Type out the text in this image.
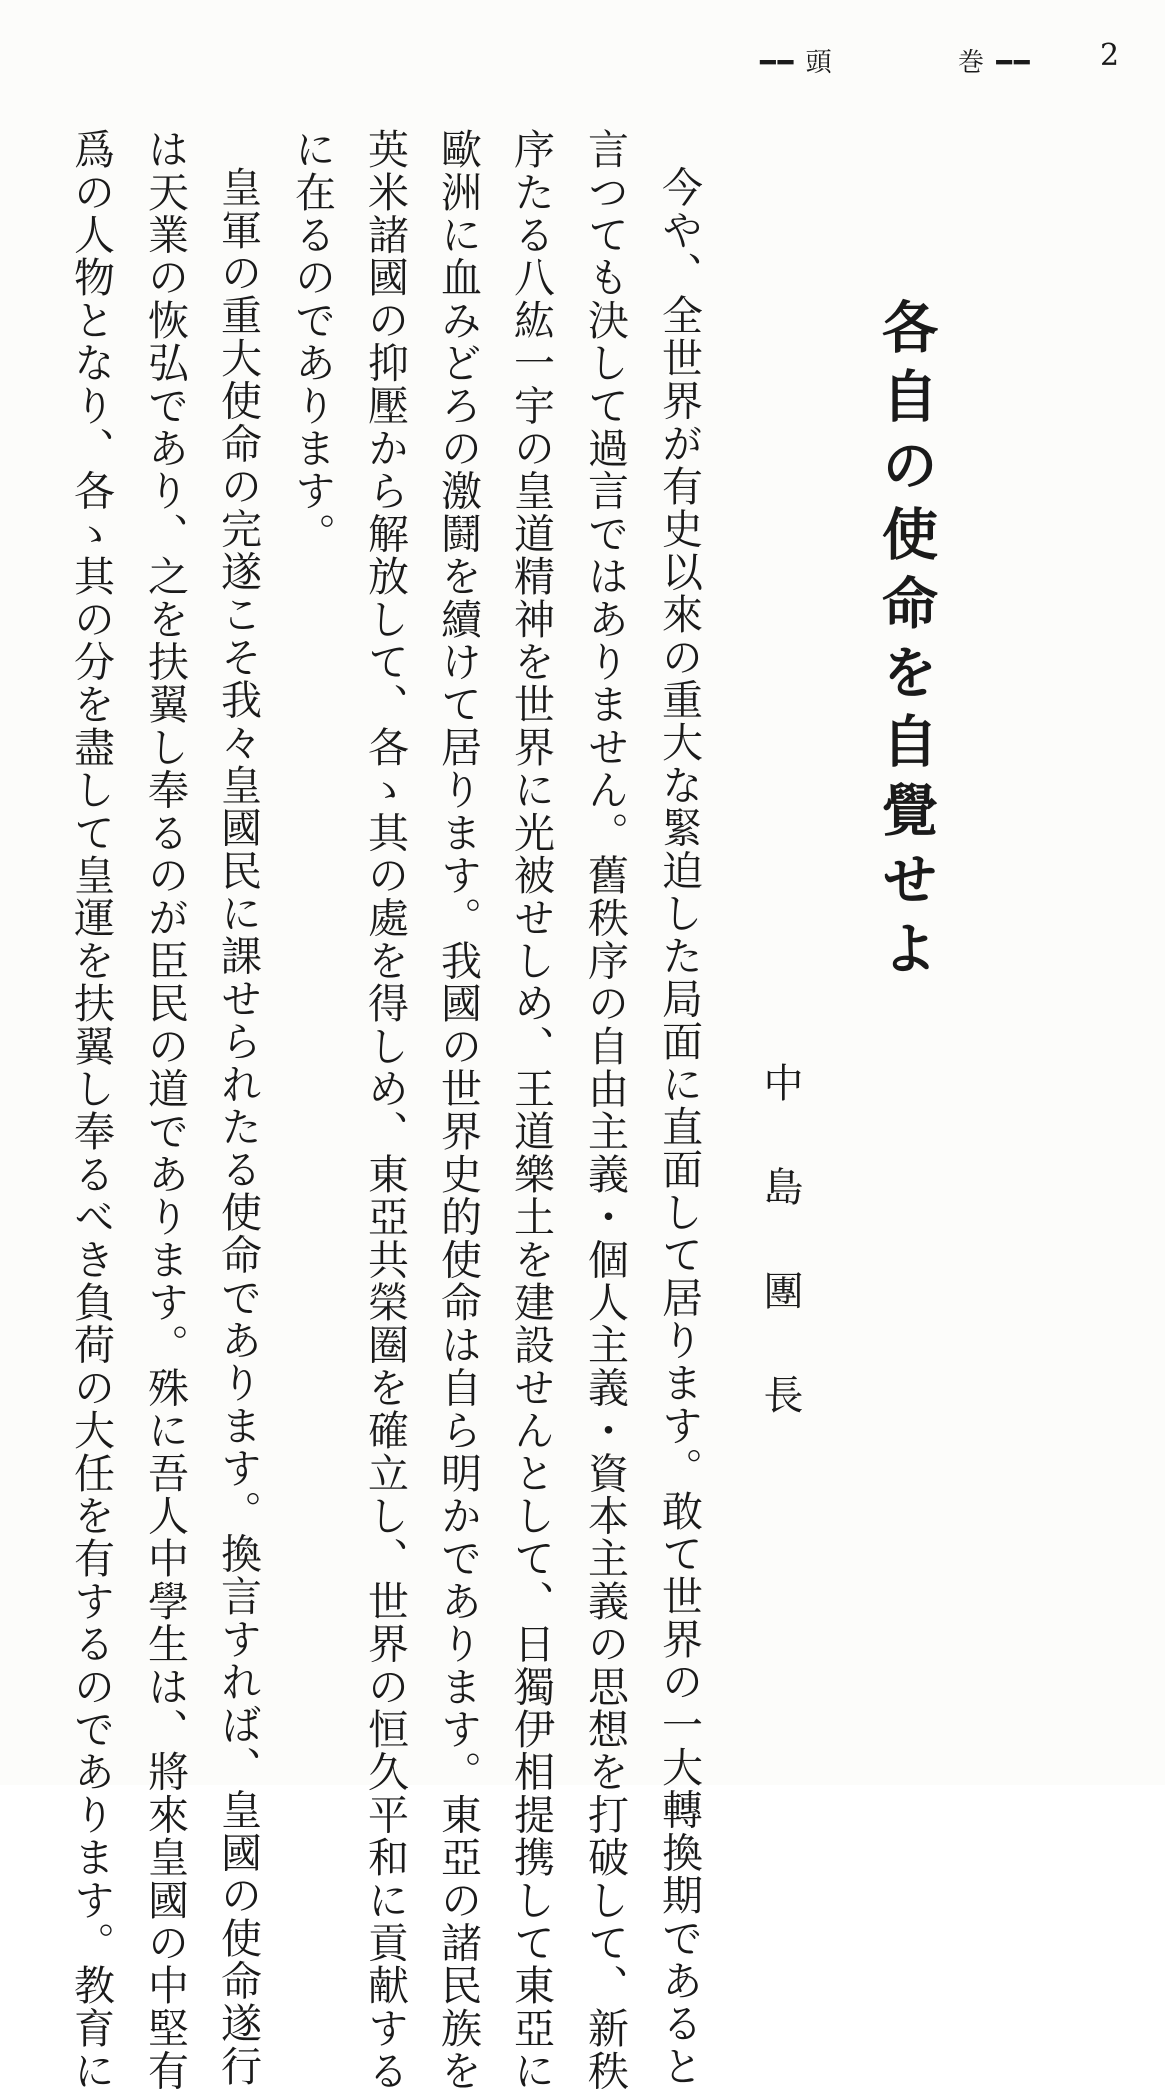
━━ 頭	巻 ━━ 2
各自の使命を自覺せよ
中島團長
今や、全世界が有史以來の重大な緊迫した局面に直面して居ります。敢て世界の一大轉換期であると
言つても決して過言ではありません。舊秩序の自由主義・個人主義・資本主義の思想を打破して、新秩
序たる八紘一宇の皇道精神を世界に光被せしめ、王道樂土を建設せんとして、日獨伊相提携して東亞に
歐洲に血みどろの激鬪を續けて居ります。我國の世界史的使命は自ら明かであります。東亞の諸民族を
英米諸國の抑壓から解放して、各ゝ其の處を得しめ、東亞共榮圈を確立し、世界の恒久平和に貢献する
に在るのであります。
皇軍の重大使命の完遂こそ我々皇國民に課せられたる使命であります。換言すれば、皇國の使命遂行
は天業の恢弘であり、之を扶翼し奉るのが臣民の道であります。殊に吾人中學生は、將來皇國の中堅有
爲の人物となり、各ゝ其の分を盡して皇運を扶翼し奉るべき負荷の大任を有するのであります。教育に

☆ ☆ ☆

Requirements:
Go through the entries above and print each one exactly, minus the pictures.

Completed exercise:
Type out the text in this image.
━━ 頭	巻 ━━ 2
各自の使命を自覺せよ
中島團長
今や、全世界が有史以來の重大な緊迫した局面に直面して居ります。敢て世界の一大轉換期であると
言つても決して過言ではありません。舊秩序の自由主義・個人主義・資本主義の思想を打破して、新秩
序たる八紘一宇の皇道精神を世界に光被せしめ、王道樂土を建設せんとして、日獨伊相提携して東亞に
歐洲に血みどろの激鬪を續けて居ります。我國の世界史的使命は自ら明かであります。東亞の諸民族を
英米諸國の抑壓から解放して、各ゝ其の處を得しめ、東亞共榮圈を確立し、世界の恒久平和に貢献する
に在るのであります。
皇軍の重大使命の完遂こそ我々皇國民に課せられたる使命であります。換言すれば、皇國の使命遂行
は天業の恢弘であり、之を扶翼し奉るのが臣民の道であります。殊に吾人中學生は、將來皇國の中堅有
爲の人物となり、各ゝ其の分を盡して皇運を扶翼し奉るべき負荷の大任を有するのであります。教育に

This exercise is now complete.